Raw data:
::::::
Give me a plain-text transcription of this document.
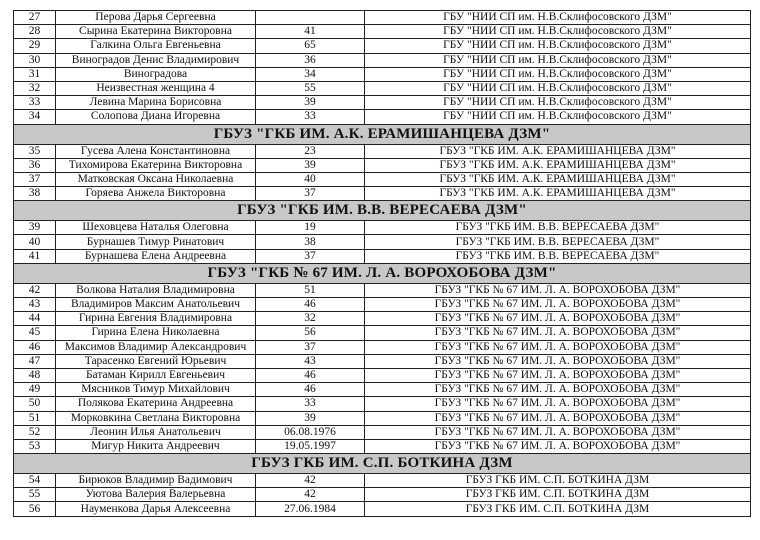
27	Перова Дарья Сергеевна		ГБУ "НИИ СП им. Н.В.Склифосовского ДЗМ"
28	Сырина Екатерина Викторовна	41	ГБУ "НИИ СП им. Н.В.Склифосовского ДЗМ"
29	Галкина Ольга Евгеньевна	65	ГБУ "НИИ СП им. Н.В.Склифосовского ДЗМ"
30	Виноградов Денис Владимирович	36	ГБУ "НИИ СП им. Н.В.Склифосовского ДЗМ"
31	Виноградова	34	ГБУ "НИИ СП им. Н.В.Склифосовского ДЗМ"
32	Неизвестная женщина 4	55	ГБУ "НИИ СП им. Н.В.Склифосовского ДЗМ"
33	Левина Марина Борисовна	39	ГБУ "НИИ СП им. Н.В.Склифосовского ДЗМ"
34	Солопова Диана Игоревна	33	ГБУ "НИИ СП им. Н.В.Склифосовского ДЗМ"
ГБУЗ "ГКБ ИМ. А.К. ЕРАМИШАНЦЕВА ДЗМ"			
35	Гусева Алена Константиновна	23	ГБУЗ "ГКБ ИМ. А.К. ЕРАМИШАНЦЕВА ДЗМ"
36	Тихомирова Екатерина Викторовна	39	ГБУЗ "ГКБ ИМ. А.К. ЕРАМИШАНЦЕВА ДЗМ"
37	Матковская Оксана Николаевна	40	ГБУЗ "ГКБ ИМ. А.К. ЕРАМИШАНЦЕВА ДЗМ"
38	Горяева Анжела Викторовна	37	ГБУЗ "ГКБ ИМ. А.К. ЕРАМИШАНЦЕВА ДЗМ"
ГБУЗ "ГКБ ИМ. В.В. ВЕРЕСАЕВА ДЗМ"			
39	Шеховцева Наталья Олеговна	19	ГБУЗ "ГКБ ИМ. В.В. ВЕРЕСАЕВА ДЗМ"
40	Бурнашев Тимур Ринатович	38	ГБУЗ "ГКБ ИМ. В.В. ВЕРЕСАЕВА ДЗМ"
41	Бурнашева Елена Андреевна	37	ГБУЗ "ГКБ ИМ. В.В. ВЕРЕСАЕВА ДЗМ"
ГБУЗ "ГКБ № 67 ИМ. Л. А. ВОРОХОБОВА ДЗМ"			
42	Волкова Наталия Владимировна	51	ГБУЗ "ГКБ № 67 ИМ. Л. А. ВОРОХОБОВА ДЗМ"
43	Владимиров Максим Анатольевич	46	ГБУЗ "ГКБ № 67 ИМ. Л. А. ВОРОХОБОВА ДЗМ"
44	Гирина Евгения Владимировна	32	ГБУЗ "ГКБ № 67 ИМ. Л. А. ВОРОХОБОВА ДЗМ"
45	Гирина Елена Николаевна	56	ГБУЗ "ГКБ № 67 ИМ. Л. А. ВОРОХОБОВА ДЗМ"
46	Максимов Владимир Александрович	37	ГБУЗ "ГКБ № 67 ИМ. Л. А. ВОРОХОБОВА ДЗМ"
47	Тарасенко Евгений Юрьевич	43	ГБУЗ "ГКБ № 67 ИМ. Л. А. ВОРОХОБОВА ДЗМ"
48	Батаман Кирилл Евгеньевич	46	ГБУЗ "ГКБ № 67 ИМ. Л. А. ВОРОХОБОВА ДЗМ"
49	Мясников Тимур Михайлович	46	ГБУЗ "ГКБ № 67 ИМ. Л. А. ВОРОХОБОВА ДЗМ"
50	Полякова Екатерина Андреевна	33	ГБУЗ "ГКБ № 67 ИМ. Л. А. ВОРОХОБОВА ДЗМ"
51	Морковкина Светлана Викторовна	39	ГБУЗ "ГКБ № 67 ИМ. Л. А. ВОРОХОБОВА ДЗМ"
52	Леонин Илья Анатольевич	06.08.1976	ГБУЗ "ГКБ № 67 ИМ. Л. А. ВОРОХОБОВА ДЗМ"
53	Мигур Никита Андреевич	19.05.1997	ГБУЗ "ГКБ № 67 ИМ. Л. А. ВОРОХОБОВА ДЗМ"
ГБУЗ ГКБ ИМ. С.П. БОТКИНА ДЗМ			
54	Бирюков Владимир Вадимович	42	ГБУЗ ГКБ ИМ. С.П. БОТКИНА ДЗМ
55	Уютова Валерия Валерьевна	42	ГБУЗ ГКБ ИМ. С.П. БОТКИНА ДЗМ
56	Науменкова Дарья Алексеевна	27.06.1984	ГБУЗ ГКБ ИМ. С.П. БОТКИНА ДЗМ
::::::
Goal of the exercise:
All of the entries need to be transcribed word for word; pictures are left out.

Finished task:
Give me a plain-text transcription of this document.
27	Перова Дарья Сергеевна		ГБУ "НИИ СП им. Н.В.Склифосовского ДЗМ"
28	Сырина Екатерина Викторовна	41	ГБУ "НИИ СП им. Н.В.Склифосовского ДЗМ"
29	Галкина Ольга Евгеньевна	65	ГБУ "НИИ СП им. Н.В.Склифосовского ДЗМ"
30	Виноградов Денис Владимирович	36	ГБУ "НИИ СП им. Н.В.Склифосовского ДЗМ"
31	Виноградова	34	ГБУ "НИИ СП им. Н.В.Склифосовского ДЗМ"
32	Неизвестная женщина 4	55	ГБУ "НИИ СП им. Н.В.Склифосовского ДЗМ"
33	Левина Марина Борисовна	39	ГБУ "НИИ СП им. Н.В.Склифосовского ДЗМ"
34	Солопова Диана Игоревна	33	ГБУ "НИИ СП им. Н.В.Склифосовского ДЗМ"
ГБУЗ "ГКБ ИМ. А.К. ЕРАМИШАНЦЕВА ДЗМ"			
35	Гусева Алена Константиновна	23	ГБУЗ "ГКБ ИМ. А.К. ЕРАМИШАНЦЕВА ДЗМ"
36	Тихомирова Екатерина Викторовна	39	ГБУЗ "ГКБ ИМ. А.К. ЕРАМИШАНЦЕВА ДЗМ"
37	Матковская Оксана Николаевна	40	ГБУЗ "ГКБ ИМ. А.К. ЕРАМИШАНЦЕВА ДЗМ"
38	Горяева Анжела Викторовна	37	ГБУЗ "ГКБ ИМ. А.К. ЕРАМИШАНЦЕВА ДЗМ"
ГБУЗ "ГКБ ИМ. В.В. ВЕРЕСАЕВА ДЗМ"			
39	Шеховцева Наталья Олеговна	19	ГБУЗ "ГКБ ИМ. В.В. ВЕРЕСАЕВА ДЗМ"
40	Бурнашев Тимур Ринатович	38	ГБУЗ "ГКБ ИМ. В.В. ВЕРЕСАЕВА ДЗМ"
41	Бурнашева Елена Андреевна	37	ГБУЗ "ГКБ ИМ. В.В. ВЕРЕСАЕВА ДЗМ"
ГБУЗ "ГКБ № 67 ИМ. Л. А. ВОРОХОБОВА ДЗМ"			
42	Волкова Наталия Владимировна	51	ГБУЗ "ГКБ № 67 ИМ. Л. А. ВОРОХОБОВА ДЗМ"
43	Владимиров Максим Анатольевич	46	ГБУЗ "ГКБ № 67 ИМ. Л. А. ВОРОХОБОВА ДЗМ"
44	Гирина Евгения Владимировна	32	ГБУЗ "ГКБ № 67 ИМ. Л. А. ВОРОХОБОВА ДЗМ"
45	Гирина Елена Николаевна	56	ГБУЗ "ГКБ № 67 ИМ. Л. А. ВОРОХОБОВА ДЗМ"
46	Максимов Владимир Александрович	37	ГБУЗ "ГКБ № 67 ИМ. Л. А. ВОРОХОБОВА ДЗМ"
47	Тарасенко Евгений Юрьевич	43	ГБУЗ "ГКБ № 67 ИМ. Л. А. ВОРОХОБОВА ДЗМ"
48	Батаман Кирилл Евгеньевич	46	ГБУЗ "ГКБ № 67 ИМ. Л. А. ВОРОХОБОВА ДЗМ"
49	Мясников Тимур Михайлович	46	ГБУЗ "ГКБ № 67 ИМ. Л. А. ВОРОХОБОВА ДЗМ"
50	Полякова Екатерина Андреевна	33	ГБУЗ "ГКБ № 67 ИМ. Л. А. ВОРОХОБОВА ДЗМ"
51	Морковкина Светлана Викторовна	39	ГБУЗ "ГКБ № 67 ИМ. Л. А. ВОРОХОБОВА ДЗМ"
52	Леонин Илья Анатольевич	06.08.1976	ГБУЗ "ГКБ № 67 ИМ. Л. А. ВОРОХОБОВА ДЗМ"
53	Мигур Никита Андреевич	19.05.1997	ГБУЗ "ГКБ № 67 ИМ. Л. А. ВОРОХОБОВА ДЗМ"
ГБУЗ ГКБ ИМ. С.П. БОТКИНА ДЗМ			
54	Бирюков Владимир Вадимович	42	ГБУЗ ГКБ ИМ. С.П. БОТКИНА ДЗМ
55	Уютова Валерия Валерьевна	42	ГБУЗ ГКБ ИМ. С.П. БОТКИНА ДЗМ
56	Науменкова Дарья Алексеевна	27.06.1984	ГБУЗ ГКБ ИМ. С.П. БОТКИНА ДЗМ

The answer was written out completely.